**What you are asked to do**
The entries follow. Copy every line in which "were" appears.

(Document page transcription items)
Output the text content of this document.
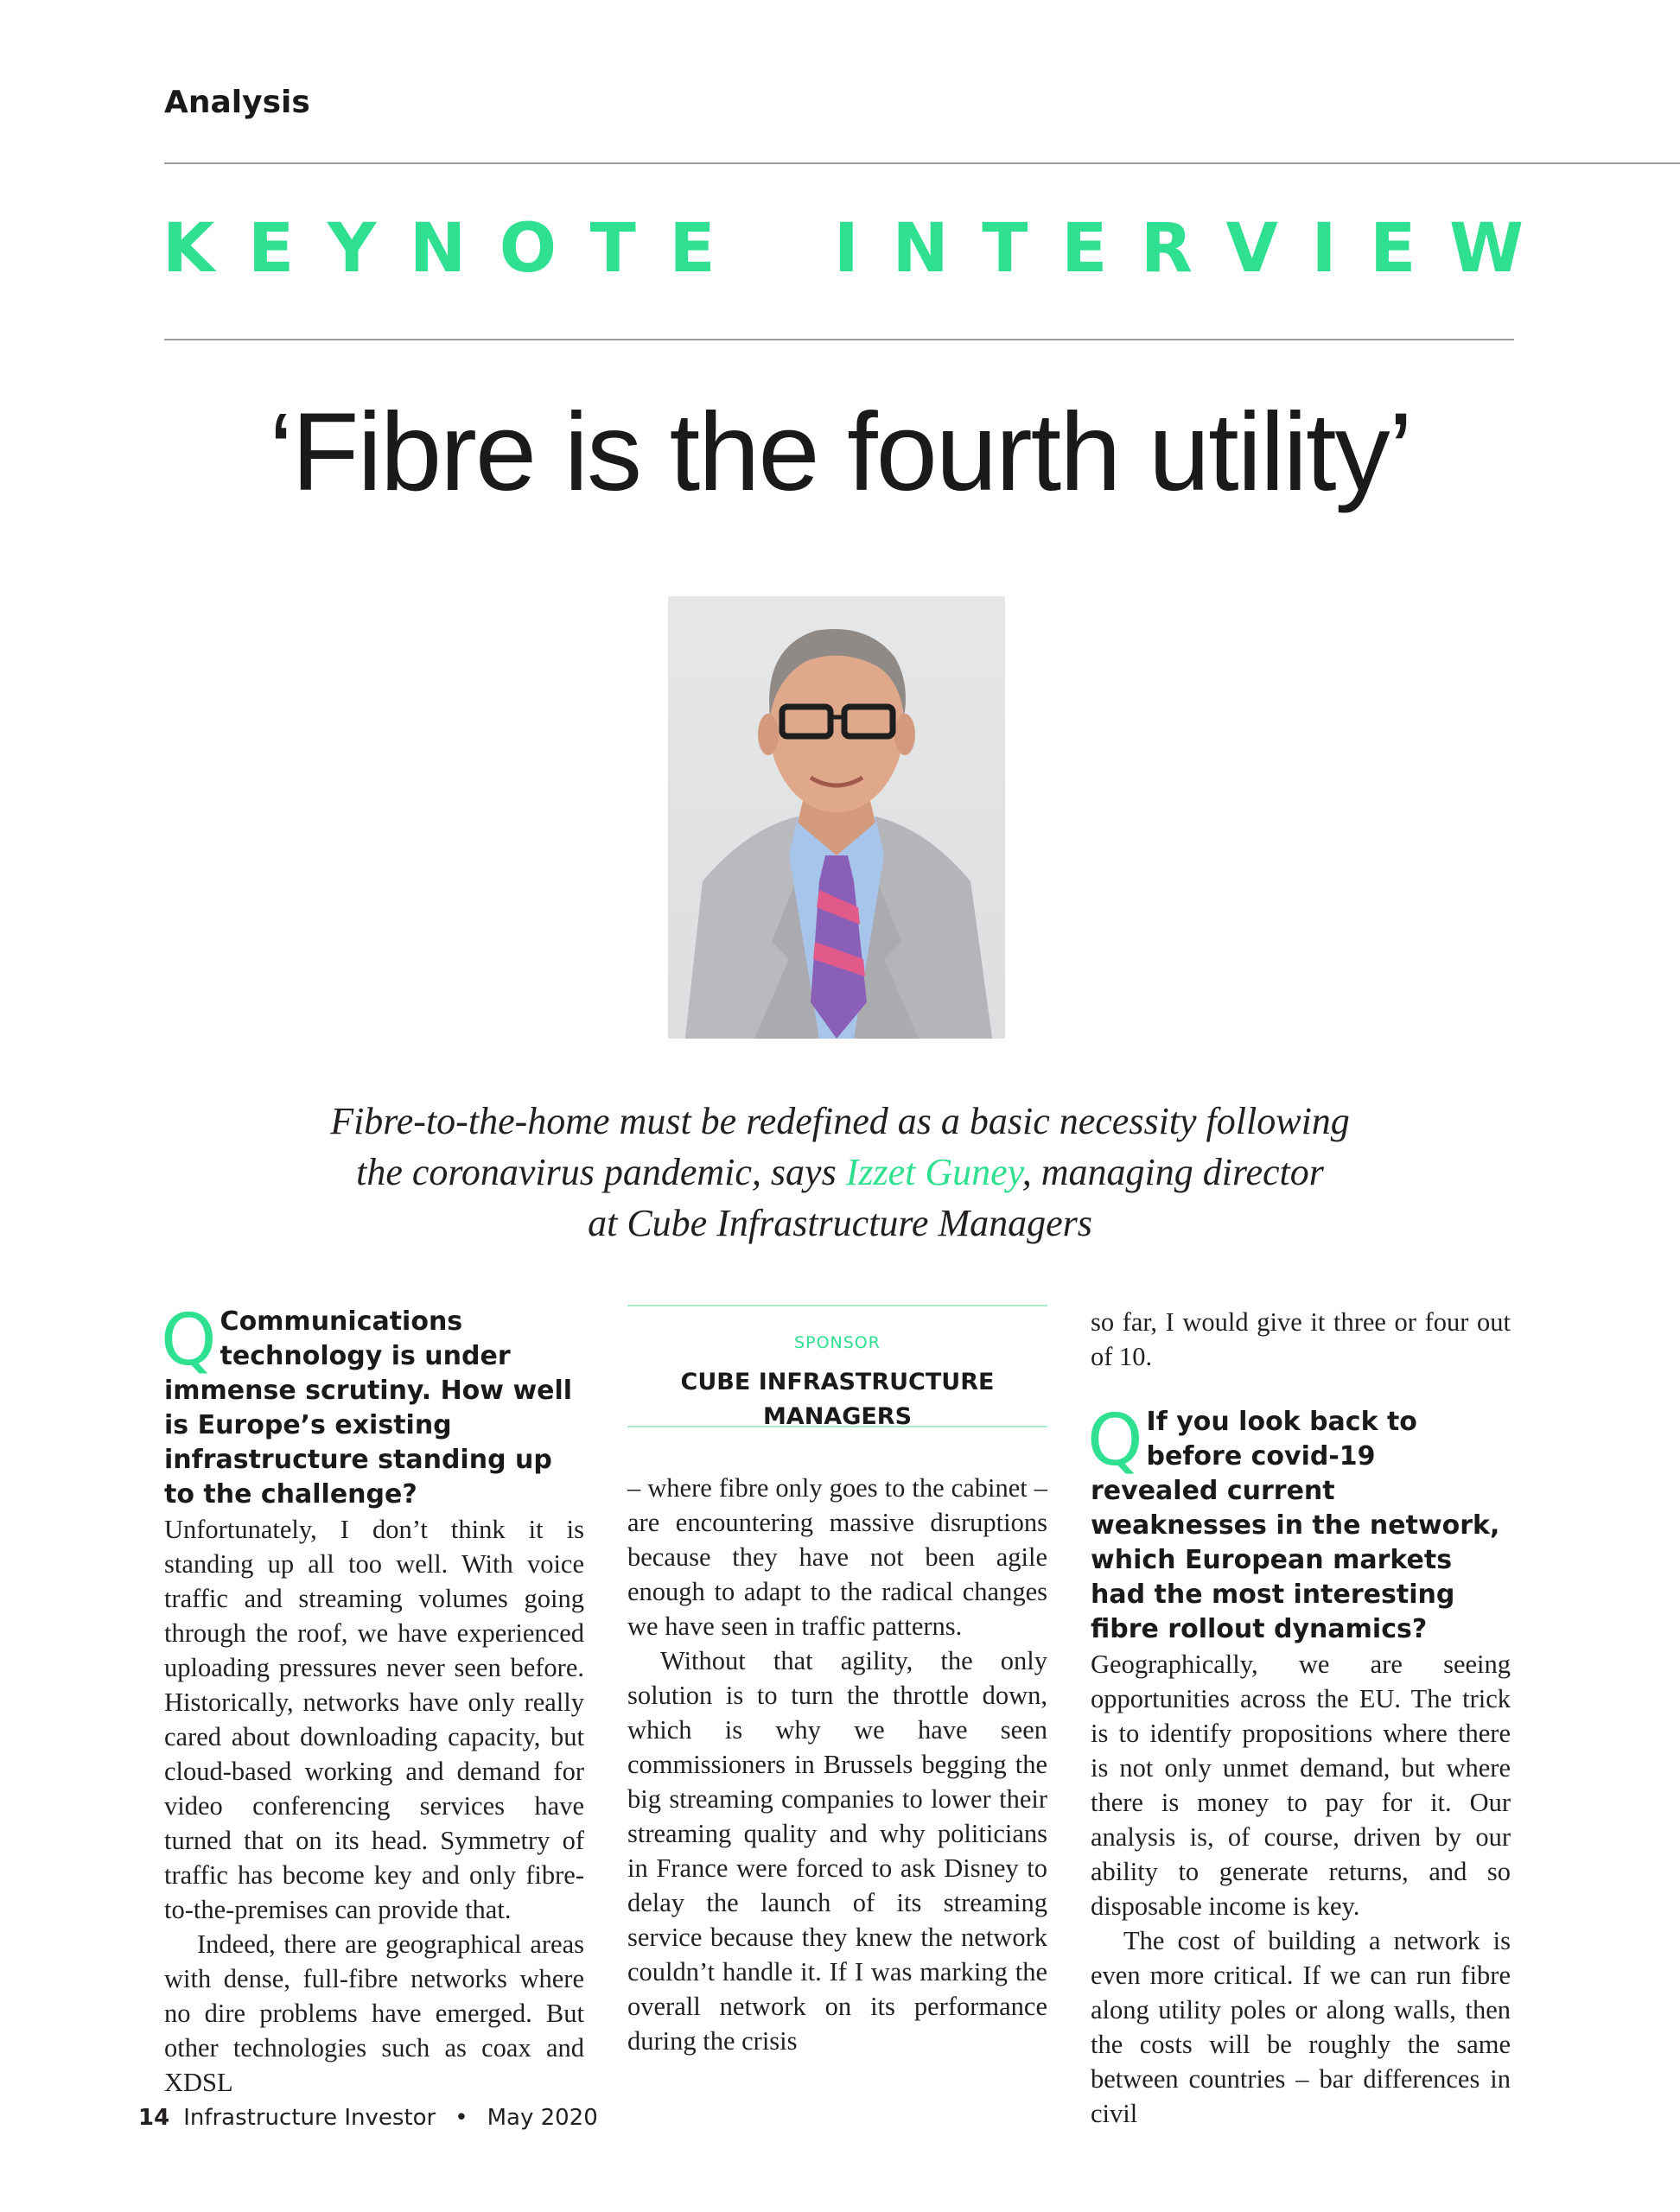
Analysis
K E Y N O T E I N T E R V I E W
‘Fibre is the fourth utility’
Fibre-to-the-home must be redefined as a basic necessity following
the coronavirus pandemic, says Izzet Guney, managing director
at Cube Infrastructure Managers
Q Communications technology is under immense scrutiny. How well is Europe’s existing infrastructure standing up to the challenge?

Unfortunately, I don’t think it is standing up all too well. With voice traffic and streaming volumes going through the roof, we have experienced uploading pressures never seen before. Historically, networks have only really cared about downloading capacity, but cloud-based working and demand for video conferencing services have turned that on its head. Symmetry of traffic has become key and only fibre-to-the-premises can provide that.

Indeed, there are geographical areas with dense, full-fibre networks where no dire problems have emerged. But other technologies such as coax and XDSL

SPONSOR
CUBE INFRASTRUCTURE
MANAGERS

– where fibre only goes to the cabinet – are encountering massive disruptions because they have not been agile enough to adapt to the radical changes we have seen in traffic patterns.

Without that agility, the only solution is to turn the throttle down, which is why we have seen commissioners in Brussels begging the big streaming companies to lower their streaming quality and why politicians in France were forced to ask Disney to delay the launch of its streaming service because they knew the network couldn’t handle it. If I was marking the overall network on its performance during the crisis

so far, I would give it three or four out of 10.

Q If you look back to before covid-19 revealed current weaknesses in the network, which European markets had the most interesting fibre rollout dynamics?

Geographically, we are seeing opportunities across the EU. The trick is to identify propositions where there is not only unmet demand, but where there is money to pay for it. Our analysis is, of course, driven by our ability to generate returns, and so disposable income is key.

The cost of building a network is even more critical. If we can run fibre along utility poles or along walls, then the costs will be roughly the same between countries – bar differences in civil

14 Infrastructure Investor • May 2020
...
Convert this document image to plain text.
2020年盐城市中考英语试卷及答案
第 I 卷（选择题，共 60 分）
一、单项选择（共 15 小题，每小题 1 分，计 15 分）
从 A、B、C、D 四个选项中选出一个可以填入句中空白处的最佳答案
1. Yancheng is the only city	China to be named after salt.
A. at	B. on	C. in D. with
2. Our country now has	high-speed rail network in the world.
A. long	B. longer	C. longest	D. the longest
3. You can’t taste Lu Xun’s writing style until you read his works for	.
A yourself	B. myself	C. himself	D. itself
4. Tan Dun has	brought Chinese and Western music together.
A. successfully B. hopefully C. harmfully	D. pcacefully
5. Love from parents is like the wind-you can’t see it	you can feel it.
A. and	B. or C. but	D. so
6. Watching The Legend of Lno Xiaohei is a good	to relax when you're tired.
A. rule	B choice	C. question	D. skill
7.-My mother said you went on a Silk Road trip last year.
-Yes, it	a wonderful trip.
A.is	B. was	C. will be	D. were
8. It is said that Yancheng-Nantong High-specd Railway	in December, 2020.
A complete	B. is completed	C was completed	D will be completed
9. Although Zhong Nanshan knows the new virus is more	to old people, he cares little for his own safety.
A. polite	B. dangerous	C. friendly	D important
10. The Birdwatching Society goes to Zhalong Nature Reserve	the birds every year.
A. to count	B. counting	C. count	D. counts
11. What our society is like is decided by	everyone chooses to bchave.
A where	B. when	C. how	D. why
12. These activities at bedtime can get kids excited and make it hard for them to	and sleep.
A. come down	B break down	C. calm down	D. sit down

**Response to the task**
Without that agility, the only solution is to turn the throttle down, which is why we have seen commissioners in Brussels begging the big streaming companies to lower their streaming quality and why politicians in France were forced to ask Disney to delay the launch of its streaming service because they knew the network couldn’t handle it. If I was marking the overall network on its performance during the crisis
A.is	B. was	C. will be	D. were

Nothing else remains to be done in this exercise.